Supplied information —
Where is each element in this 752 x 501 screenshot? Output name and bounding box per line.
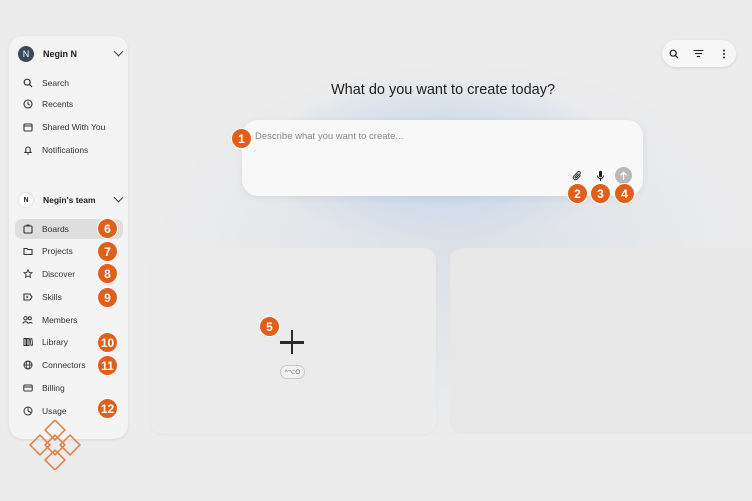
annotation-badge: 4 xyxy=(614,183,635,204)
annotation-badge: 9 xyxy=(97,287,118,308)
sidebar-item-label: Usage xyxy=(42,406,67,416)
gauge-icon xyxy=(22,406,33,417)
annotation-badge: 5 xyxy=(259,316,280,337)
sidebar-item-label: Discover xyxy=(42,269,76,279)
sidebar-item-notifications[interactable]: Notifications xyxy=(15,140,123,160)
sidebar-item-label: Notifications xyxy=(42,145,89,155)
new-board-card[interactable]: ^⌥O xyxy=(150,248,436,434)
sidebar-item-label: Shared With You xyxy=(42,122,106,132)
annotation-badge: 10 xyxy=(97,332,118,353)
microphone-icon[interactable] xyxy=(593,169,607,183)
sidebar-item-label: Projects xyxy=(42,246,73,256)
members-icon xyxy=(22,315,33,326)
team-name: Negin's team xyxy=(43,195,96,205)
sidebar-item-label: Connectors xyxy=(42,360,86,370)
chevron-down-icon xyxy=(113,46,124,57)
sidebar-item-label: Recents xyxy=(42,99,74,109)
skills-icon xyxy=(22,292,33,303)
send-button[interactable] xyxy=(615,167,632,184)
paperclip-icon[interactable] xyxy=(570,169,584,183)
team-switcher[interactable]: N Negin's team xyxy=(18,191,124,209)
annotation-badge: 7 xyxy=(97,241,118,262)
sidebar-item-billing[interactable]: Billing xyxy=(15,378,123,398)
filter-icon[interactable] xyxy=(691,46,707,62)
annotation-badge: 3 xyxy=(590,183,611,204)
annotation-badge: 11 xyxy=(97,355,118,376)
sidebar-item-search[interactable]: Search xyxy=(15,73,123,93)
sidebar-item-label: Search xyxy=(42,78,69,88)
sidebar-item-label: Billing xyxy=(42,383,65,393)
top-toolbar xyxy=(662,40,736,67)
library-icon xyxy=(22,337,33,348)
card-icon xyxy=(22,383,33,394)
search-icon[interactable] xyxy=(666,46,682,62)
sidebar-item-recents[interactable]: Recents xyxy=(15,94,123,114)
folder-icon xyxy=(22,246,33,257)
bell-icon xyxy=(22,145,33,156)
inbox-icon xyxy=(22,122,33,133)
team-avatar: N xyxy=(18,192,34,208)
more-options-icon[interactable] xyxy=(716,46,732,62)
avatar: N xyxy=(18,46,34,62)
sidebar-item-label: Library xyxy=(42,337,68,347)
board-card-placeholder xyxy=(450,248,752,434)
annotation-badge: 2 xyxy=(567,183,588,204)
sidebar-item-members[interactable]: Members xyxy=(15,310,123,330)
sidebar-item-label: Boards xyxy=(42,224,69,234)
sidebar-item-label: Skills xyxy=(42,292,62,302)
clock-icon xyxy=(22,99,33,110)
chevron-down-icon xyxy=(113,192,124,203)
annotation-badge: 12 xyxy=(97,398,118,419)
annotation-badge: 1 xyxy=(231,128,252,149)
board-icon xyxy=(22,224,33,235)
prompt-input[interactable] xyxy=(255,131,555,142)
annotation-badge: 6 xyxy=(97,218,118,239)
sidebar-item-label: Members xyxy=(42,315,78,325)
user-name: Negin N xyxy=(43,49,78,59)
watermark-logo-icon xyxy=(28,420,82,470)
user-switcher[interactable]: N Negin N xyxy=(18,45,124,63)
search-icon xyxy=(22,78,33,89)
keyboard-shortcut-hint: ^⌥O xyxy=(280,365,305,379)
globe-icon xyxy=(22,360,33,371)
page-title: What do you want to create today? xyxy=(330,82,556,98)
sidebar-item-shared[interactable]: Shared With You xyxy=(15,117,123,137)
annotation-badge: 8 xyxy=(97,263,118,284)
star-icon xyxy=(22,269,33,280)
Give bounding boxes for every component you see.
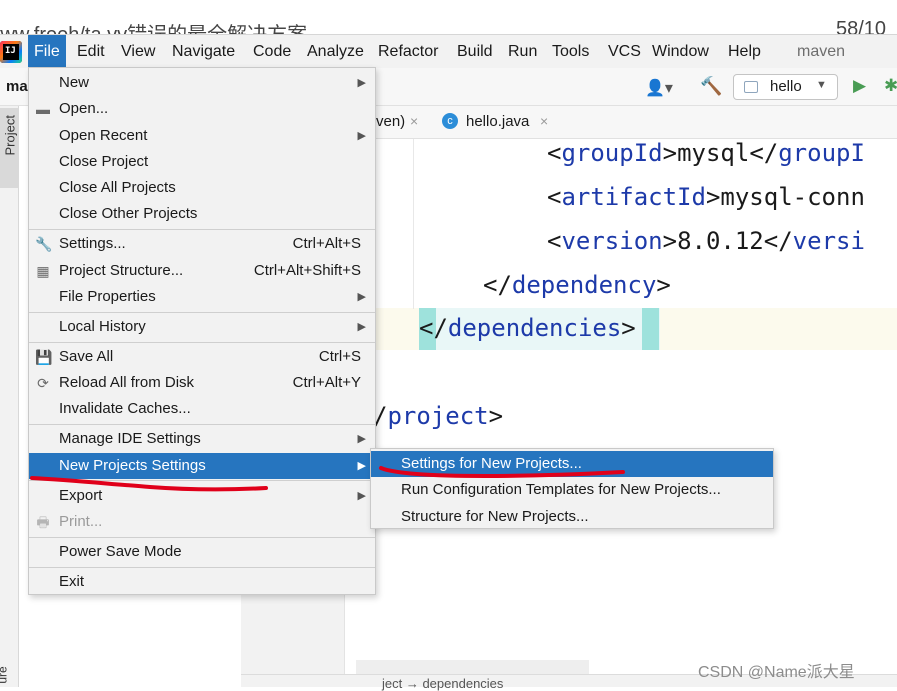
- menu-item-file-properties[interactable]: File Properties ▶: [29, 284, 375, 310]
- run-play-icon[interactable]: ▶: [853, 76, 866, 96]
- menu-item-manage-ide-settings[interactable]: Manage IDE Settings ▶: [29, 426, 375, 452]
- editor-horizontal-scrollbar[interactable]: [356, 660, 589, 674]
- java-class-icon: c: [442, 113, 458, 129]
- structure-tool-tab-label[interactable]: ure: [0, 666, 10, 683]
- code-line-dependency-close: </dependency>: [483, 271, 671, 299]
- browser-page-title: www.freeh/ta.vv错误的最全解决方案: [0, 18, 307, 34]
- menu-edit[interactable]: Edit: [77, 41, 105, 63]
- submenu-arrow-icon: ▶: [357, 77, 366, 89]
- menu-window[interactable]: Window: [652, 41, 709, 63]
- menu-file[interactable]: File: [28, 35, 66, 69]
- wrench-icon: 🔧: [35, 236, 53, 252]
- browser-title-strip: www.freeh/ta.vv错误的最全解决方案 58/10: [0, 0, 897, 34]
- red-underline-annotation: [30, 476, 268, 492]
- left-tool-strip: [0, 106, 19, 687]
- run-config-label: hello: [770, 78, 802, 95]
- run-configuration-select[interactable]: hello ▼: [733, 74, 838, 100]
- menu-item-exit[interactable]: Exit: [29, 569, 375, 595]
- menu-separator: [29, 342, 375, 343]
- user-account-icon[interactable]: 👤▾: [645, 78, 673, 98]
- menu-run[interactable]: Run: [508, 41, 537, 63]
- submenu-arrow-icon: ▶: [357, 433, 366, 445]
- editor-tab-hello-java[interactable]: hello.java: [466, 113, 529, 130]
- print-icon: 🖶: [36, 514, 50, 530]
- code-line-dependencies-close: </dependencies>: [419, 314, 636, 342]
- project-title: maven: [797, 43, 846, 60]
- menu-vcs[interactable]: VCS: [608, 41, 641, 63]
- close-tab-icon[interactable]: ×: [410, 113, 418, 129]
- menu-separator: [29, 424, 375, 425]
- menu-item-open-recent[interactable]: Open Recent ▶: [29, 123, 375, 149]
- code-line-project-close: /project>: [373, 402, 504, 430]
- code-line-version: <version>8.0.12</versi: [547, 227, 865, 255]
- project-breadcrumb[interactable]: ma: [6, 78, 28, 95]
- menu-item-project-structure[interactable]: ▦ Project Structure... Ctrl+Alt+Shift+S: [29, 258, 375, 284]
- submenu-arrow-icon: ▶: [357, 490, 366, 502]
- menu-help[interactable]: Help: [728, 41, 761, 63]
- page-indicator: 58/10: [836, 18, 887, 34]
- menu-separator: [29, 229, 375, 230]
- menu-navigate[interactable]: Navigate: [172, 41, 235, 63]
- submenu-arrow-icon: ▶: [357, 460, 366, 472]
- editor-tab-pom[interactable]: ven): [376, 113, 405, 130]
- menu-item-local-history[interactable]: Local History ▶: [29, 314, 375, 340]
- debug-bug-icon[interactable]: ✱: [884, 76, 897, 96]
- submenu-item-structure-for-new-projects[interactable]: Structure for New Projects...: [371, 504, 773, 530]
- menu-bar: IJ File Edit View Navigate Code Analyze …: [0, 34, 897, 69]
- menu-item-reload-all[interactable]: ⟳ Reload All from Disk Ctrl+Alt+Y: [29, 370, 375, 396]
- file-menu-dropdown: New ▶ ▬ Open... Open Recent ▶ Close Project…: [28, 67, 376, 595]
- menu-code[interactable]: Code: [253, 41, 291, 63]
- submenu-arrow-icon: ▶: [357, 321, 366, 333]
- folder-icon: ▬: [36, 101, 50, 117]
- submenu-arrow-icon: ▶: [357, 130, 366, 142]
- code-line-groupid: <groupId>mysql</groupI: [547, 139, 865, 167]
- menu-view[interactable]: View: [121, 41, 155, 63]
- editor-tab-bar: ven) × c hello.java ×: [376, 106, 897, 139]
- build-hammer-icon[interactable]: 🔨: [700, 76, 722, 97]
- project-tool-tab-label: Project: [2, 115, 18, 156]
- menu-refactor[interactable]: Refactor: [378, 41, 438, 63]
- menu-separator: [29, 537, 375, 538]
- menu-item-new[interactable]: New ▶: [29, 70, 375, 96]
- menu-item-close-all-projects[interactable]: Close All Projects: [29, 175, 375, 201]
- menu-item-invalidate-caches[interactable]: Invalidate Caches...: [29, 396, 375, 422]
- watermark: CSDN @Name派大星: [698, 664, 855, 681]
- menu-item-power-save-mode[interactable]: Power Save Mode: [29, 539, 375, 565]
- breadcrumb[interactable]: ject → dependencies: [382, 676, 503, 691]
- code-line-artifactid: <artifactId>mysql-conn: [547, 183, 865, 211]
- save-icon: 💾: [35, 349, 53, 365]
- menu-analyze[interactable]: Analyze: [307, 41, 364, 63]
- menu-item-close-project[interactable]: Close Project: [29, 149, 375, 175]
- menu-item-save-all[interactable]: 💾 Save All Ctrl+S: [29, 344, 375, 370]
- run-config-icon: [744, 81, 758, 93]
- intellij-logo-icon: IJ: [0, 41, 22, 63]
- submenu-arrow-icon: ▶: [357, 291, 366, 303]
- menu-item-open[interactable]: ▬ Open...: [29, 96, 375, 122]
- menu-tools[interactable]: Tools: [552, 41, 589, 63]
- menu-item-print: 🖶 Print...: [36, 513, 103, 530]
- reload-icon: ⟳: [37, 375, 49, 391]
- menu-separator: [29, 567, 375, 568]
- close-tab-icon[interactable]: ×: [540, 113, 548, 129]
- project-structure-icon: ▦: [36, 263, 50, 279]
- menu-item-close-other-projects[interactable]: Close Other Projects: [29, 201, 375, 227]
- menu-build[interactable]: Build: [457, 41, 493, 63]
- brace-match-right: [642, 308, 659, 350]
- red-underline-annotation: [379, 466, 625, 479]
- chevron-down-icon: ▼: [816, 79, 827, 91]
- menu-item-settings[interactable]: 🔧 Settings... Ctrl+Alt+S: [29, 231, 375, 257]
- indent-guide: [413, 139, 414, 309]
- menu-separator: [29, 312, 375, 313]
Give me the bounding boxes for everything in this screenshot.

Stated exercise — Reproduce the lines of the listing without changes, starting at the line containing "- menu-item-file-properties[interactable]: File" and ending at the line containing "- close-tab-icon[interactable]: ×: [410, 113, 418, 129]", with both of those lines included.

Correct answer —
- menu-item-file-properties[interactable]: File Properties ▶: [29, 284, 375, 310]
- run-play-icon[interactable]: ▶: [853, 76, 866, 96]
- menu-item-manage-ide-settings[interactable]: Manage IDE Settings ▶: [29, 426, 375, 452]
- editor-horizontal-scrollbar[interactable]: [356, 660, 589, 674]
- java-class-icon: c: [442, 113, 458, 129]
- structure-tool-tab-label[interactable]: ure: [0, 666, 10, 683]
- code-line-dependency-close: </dependency>: [483, 271, 671, 299]
- browser-page-title: www.freeh/ta.vv错误的最全解决方案: [0, 18, 307, 34]
- menu-edit[interactable]: Edit: [77, 41, 105, 63]
- submenu-arrow-icon: ▶: [357, 77, 366, 89]
- menu-window[interactable]: Window: [652, 41, 709, 63]
- menu-file[interactable]: File: [28, 35, 66, 69]
- wrench-icon: 🔧: [35, 236, 53, 252]
- browser-title-strip: www.freeh/ta.vv错误的最全解决方案 58/10: [0, 0, 897, 34]
- red-underline-annotation: [30, 476, 268, 492]
- left-tool-strip: [0, 106, 19, 687]
- run-config-label: hello: [770, 78, 802, 95]
- run-configuration-select[interactable]: hello ▼: [733, 74, 838, 100]
- menu-item-exit[interactable]: Exit: [29, 569, 375, 595]
- menu-separator: [29, 342, 375, 343]
- user-account-icon[interactable]: 👤▾: [645, 78, 673, 98]
- menu-run[interactable]: Run: [508, 41, 537, 63]
- submenu-arrow-icon: ▶: [357, 433, 366, 445]
- editor-tab-hello-java[interactable]: hello.java: [466, 113, 529, 130]
- print-icon: 🖶: [36, 514, 50, 530]
- code-line-dependencies-close: </dependencies>: [419, 314, 636, 342]
- project-title: maven: [797, 43, 846, 60]
- menu-vcs[interactable]: VCS: [608, 41, 641, 63]
- close-tab-icon[interactable]: ×: [410, 113, 418, 129]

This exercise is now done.